TASK: Filter the listing below, copying every line in which the word "made" appears.

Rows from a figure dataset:
* * * * * * *
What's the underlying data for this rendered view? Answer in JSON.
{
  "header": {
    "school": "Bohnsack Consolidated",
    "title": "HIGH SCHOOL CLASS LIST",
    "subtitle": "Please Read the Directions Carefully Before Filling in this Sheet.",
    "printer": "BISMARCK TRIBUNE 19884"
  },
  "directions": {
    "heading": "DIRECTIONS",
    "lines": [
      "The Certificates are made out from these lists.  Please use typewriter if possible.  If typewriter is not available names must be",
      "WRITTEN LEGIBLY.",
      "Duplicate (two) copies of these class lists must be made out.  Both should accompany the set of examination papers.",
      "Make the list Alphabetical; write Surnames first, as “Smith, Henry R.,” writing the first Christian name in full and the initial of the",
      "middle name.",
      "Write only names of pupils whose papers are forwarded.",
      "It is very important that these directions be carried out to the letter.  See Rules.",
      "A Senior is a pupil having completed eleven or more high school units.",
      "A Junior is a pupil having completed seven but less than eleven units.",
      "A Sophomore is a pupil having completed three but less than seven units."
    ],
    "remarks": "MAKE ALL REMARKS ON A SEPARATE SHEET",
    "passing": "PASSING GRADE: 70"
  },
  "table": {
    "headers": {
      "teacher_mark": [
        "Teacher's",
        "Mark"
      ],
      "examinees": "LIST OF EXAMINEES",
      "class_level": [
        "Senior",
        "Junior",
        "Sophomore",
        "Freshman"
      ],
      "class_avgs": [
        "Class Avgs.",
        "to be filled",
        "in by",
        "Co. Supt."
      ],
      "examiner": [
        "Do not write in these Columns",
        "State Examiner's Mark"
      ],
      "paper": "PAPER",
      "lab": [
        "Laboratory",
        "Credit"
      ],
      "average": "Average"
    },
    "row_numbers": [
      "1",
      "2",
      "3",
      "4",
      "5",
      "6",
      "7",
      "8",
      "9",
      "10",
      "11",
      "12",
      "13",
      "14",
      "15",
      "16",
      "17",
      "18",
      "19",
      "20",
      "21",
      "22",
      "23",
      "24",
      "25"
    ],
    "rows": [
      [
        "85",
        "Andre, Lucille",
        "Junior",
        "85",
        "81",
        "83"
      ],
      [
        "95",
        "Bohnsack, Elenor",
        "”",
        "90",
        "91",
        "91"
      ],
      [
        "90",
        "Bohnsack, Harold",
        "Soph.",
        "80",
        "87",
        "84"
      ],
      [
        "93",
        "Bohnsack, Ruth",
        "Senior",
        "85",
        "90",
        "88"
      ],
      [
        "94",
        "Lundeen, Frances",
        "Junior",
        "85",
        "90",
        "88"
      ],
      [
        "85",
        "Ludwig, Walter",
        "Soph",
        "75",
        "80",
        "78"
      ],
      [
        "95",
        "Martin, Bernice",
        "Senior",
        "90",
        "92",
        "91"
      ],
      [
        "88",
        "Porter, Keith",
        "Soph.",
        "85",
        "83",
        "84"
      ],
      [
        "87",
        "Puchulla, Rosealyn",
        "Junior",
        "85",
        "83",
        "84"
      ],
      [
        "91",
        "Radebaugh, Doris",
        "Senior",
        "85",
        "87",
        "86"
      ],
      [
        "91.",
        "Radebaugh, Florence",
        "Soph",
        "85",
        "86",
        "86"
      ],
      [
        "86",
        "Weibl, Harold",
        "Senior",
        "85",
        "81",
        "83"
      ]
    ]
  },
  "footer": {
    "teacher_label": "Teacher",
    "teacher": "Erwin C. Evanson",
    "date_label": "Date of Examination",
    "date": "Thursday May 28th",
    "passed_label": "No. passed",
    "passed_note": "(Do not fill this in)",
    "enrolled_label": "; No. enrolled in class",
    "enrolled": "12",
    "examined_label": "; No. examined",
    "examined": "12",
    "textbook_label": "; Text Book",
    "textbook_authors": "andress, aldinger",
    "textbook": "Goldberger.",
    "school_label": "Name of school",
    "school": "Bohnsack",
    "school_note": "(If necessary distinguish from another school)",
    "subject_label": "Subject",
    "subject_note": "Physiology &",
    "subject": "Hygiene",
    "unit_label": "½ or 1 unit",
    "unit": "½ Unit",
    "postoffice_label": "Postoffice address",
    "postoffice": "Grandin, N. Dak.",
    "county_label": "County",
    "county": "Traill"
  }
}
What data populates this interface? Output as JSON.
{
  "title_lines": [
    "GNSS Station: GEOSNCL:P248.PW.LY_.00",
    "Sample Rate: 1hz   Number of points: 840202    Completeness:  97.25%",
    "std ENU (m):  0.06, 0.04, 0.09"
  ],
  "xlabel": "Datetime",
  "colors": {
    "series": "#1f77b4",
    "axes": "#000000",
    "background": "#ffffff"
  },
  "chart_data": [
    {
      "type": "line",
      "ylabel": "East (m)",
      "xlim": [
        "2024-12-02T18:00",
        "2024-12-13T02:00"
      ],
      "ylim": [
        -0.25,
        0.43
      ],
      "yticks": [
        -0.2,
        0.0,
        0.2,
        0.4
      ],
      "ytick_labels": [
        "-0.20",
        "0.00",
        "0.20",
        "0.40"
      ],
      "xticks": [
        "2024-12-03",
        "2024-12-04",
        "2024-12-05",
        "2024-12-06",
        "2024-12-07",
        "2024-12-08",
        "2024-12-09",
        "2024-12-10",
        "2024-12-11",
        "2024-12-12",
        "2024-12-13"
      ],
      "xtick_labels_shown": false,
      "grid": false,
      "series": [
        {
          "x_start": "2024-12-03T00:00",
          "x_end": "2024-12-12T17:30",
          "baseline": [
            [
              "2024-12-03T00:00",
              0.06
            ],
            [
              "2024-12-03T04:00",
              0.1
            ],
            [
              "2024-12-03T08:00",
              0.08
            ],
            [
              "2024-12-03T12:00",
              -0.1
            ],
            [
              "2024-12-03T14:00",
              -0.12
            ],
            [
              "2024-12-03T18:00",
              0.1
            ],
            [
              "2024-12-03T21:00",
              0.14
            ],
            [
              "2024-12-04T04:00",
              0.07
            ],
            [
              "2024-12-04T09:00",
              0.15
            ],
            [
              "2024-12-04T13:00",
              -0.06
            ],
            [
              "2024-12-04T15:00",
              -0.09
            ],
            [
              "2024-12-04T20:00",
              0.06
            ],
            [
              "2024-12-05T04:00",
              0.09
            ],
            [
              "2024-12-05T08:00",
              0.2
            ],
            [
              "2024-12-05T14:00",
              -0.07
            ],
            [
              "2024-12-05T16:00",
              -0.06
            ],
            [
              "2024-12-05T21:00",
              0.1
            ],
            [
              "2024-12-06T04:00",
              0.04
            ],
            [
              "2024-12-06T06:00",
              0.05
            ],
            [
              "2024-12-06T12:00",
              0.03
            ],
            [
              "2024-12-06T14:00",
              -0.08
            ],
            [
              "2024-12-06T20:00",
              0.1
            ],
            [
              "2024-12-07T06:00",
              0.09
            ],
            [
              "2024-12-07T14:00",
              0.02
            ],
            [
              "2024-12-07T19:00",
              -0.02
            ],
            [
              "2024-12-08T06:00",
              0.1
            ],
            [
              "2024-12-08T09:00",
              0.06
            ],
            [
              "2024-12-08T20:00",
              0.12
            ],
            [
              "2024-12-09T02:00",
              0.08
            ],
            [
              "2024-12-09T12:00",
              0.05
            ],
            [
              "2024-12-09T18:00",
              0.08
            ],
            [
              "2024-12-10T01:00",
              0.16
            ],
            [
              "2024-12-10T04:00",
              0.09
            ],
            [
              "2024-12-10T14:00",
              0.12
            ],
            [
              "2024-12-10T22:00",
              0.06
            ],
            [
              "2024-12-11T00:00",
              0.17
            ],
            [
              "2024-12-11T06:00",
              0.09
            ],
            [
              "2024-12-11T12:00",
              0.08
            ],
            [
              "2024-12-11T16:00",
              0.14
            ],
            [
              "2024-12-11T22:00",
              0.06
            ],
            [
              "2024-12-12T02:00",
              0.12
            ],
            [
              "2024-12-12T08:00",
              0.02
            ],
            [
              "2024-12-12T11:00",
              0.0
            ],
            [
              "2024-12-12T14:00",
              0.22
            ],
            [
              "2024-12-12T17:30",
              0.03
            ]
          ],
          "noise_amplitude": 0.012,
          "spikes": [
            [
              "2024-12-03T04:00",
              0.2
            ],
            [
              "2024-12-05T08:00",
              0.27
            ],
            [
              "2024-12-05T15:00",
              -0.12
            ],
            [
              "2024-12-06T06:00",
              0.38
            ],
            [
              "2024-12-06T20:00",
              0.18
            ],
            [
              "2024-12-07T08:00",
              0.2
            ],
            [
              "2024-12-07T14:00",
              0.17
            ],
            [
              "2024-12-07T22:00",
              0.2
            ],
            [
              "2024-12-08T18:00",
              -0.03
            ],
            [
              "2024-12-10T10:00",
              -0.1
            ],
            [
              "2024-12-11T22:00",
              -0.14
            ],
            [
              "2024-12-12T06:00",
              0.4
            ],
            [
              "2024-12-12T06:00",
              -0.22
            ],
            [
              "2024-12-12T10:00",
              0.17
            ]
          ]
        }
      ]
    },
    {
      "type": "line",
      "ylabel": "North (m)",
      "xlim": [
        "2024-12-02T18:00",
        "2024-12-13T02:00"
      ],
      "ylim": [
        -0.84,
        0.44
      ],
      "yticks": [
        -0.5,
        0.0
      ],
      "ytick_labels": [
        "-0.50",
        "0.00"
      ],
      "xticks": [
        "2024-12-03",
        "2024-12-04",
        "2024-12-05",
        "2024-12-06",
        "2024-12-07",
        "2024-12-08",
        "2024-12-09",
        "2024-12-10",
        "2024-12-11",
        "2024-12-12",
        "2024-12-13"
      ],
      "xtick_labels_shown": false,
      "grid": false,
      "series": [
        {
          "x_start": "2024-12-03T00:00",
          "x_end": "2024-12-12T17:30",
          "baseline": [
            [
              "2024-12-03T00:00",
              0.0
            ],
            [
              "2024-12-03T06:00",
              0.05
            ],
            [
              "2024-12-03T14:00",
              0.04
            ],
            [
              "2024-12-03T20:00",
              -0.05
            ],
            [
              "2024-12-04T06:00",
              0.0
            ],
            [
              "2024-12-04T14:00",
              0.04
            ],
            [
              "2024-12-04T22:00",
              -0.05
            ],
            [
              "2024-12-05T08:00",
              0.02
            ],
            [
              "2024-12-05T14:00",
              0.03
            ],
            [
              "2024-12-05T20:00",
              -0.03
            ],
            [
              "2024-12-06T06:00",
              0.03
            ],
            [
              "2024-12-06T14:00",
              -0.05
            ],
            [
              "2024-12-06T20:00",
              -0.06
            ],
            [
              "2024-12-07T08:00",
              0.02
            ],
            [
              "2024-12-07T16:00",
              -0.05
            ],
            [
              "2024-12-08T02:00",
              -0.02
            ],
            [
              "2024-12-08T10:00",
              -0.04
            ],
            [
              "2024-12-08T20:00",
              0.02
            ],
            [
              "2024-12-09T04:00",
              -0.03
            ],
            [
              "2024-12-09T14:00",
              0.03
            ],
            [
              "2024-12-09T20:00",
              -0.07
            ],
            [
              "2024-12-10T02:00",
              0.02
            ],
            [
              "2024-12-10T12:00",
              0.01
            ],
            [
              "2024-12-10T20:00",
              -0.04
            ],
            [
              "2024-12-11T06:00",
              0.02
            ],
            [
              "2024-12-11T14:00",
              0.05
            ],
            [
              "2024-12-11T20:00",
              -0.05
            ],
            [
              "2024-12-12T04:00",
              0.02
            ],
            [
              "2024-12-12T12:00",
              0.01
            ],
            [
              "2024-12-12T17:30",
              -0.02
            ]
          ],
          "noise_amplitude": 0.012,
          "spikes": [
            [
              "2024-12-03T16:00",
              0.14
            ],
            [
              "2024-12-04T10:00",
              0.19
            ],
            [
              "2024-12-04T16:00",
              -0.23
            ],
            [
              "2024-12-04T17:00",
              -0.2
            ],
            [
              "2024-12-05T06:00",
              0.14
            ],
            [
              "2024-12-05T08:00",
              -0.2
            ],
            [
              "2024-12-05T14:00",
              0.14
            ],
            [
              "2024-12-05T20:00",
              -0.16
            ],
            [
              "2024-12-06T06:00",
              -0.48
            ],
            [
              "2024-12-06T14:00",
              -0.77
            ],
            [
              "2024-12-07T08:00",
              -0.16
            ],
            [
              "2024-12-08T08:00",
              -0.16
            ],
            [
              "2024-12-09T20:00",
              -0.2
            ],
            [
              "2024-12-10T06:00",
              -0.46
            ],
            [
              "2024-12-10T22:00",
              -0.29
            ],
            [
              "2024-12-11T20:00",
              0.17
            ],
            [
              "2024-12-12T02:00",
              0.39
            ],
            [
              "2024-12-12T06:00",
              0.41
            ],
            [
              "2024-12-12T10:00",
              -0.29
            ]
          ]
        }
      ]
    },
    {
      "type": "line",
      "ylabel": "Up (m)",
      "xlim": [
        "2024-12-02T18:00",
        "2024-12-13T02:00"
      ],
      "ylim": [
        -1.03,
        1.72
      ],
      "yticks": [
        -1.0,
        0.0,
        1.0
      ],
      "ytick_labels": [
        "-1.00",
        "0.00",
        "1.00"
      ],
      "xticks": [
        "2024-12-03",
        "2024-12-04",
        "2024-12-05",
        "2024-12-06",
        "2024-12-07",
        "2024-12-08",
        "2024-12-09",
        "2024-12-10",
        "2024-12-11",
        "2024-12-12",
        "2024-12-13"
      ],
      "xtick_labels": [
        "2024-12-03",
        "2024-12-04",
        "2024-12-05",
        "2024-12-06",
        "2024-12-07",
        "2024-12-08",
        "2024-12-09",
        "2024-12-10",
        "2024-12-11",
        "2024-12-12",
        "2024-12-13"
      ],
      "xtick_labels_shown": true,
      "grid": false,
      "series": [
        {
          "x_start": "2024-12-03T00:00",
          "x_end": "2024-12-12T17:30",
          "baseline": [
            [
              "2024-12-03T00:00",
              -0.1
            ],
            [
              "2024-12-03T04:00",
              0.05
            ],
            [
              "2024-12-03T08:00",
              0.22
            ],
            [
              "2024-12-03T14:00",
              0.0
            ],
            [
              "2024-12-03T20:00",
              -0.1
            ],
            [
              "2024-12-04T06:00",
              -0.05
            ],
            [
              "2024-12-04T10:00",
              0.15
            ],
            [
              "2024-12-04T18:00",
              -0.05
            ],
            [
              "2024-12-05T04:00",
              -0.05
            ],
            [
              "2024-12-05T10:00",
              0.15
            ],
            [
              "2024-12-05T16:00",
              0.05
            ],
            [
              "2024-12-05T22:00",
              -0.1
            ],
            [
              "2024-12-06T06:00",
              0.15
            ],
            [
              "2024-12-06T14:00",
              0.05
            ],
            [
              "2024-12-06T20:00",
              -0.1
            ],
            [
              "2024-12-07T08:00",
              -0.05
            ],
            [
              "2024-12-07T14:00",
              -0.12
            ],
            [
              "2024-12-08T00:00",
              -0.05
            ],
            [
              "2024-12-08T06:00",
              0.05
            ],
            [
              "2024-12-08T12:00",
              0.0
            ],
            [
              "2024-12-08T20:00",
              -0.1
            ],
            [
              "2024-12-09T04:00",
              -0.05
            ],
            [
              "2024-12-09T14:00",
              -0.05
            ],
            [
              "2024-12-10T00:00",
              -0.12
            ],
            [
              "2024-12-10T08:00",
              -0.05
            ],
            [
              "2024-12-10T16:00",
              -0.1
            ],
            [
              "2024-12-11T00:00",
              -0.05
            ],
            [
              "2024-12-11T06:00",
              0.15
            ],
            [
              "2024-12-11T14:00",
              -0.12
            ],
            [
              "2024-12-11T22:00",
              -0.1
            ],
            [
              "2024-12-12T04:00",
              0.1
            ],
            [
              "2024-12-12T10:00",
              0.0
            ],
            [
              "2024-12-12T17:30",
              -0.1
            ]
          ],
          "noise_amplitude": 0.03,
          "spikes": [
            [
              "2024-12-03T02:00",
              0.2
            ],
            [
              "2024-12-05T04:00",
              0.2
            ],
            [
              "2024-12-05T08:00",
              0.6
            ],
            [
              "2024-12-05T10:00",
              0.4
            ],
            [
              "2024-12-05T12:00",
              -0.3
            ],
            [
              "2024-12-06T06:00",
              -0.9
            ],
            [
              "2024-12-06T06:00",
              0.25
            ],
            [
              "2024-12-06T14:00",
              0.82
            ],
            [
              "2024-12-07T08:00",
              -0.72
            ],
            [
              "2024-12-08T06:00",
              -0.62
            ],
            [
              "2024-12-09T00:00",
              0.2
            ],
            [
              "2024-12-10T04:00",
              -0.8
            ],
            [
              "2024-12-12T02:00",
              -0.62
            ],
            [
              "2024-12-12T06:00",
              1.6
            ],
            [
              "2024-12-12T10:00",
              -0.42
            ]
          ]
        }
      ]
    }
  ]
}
* * * * * * *
ANSWER TO THIS EXERCISE:
      "The Certificates are made out from these lists.  Please use typewriter if possible.  If typewriter is not available names must be",
      "Duplicate (two) copies of these class lists must be made out.  Both should accompany the set of examination papers.",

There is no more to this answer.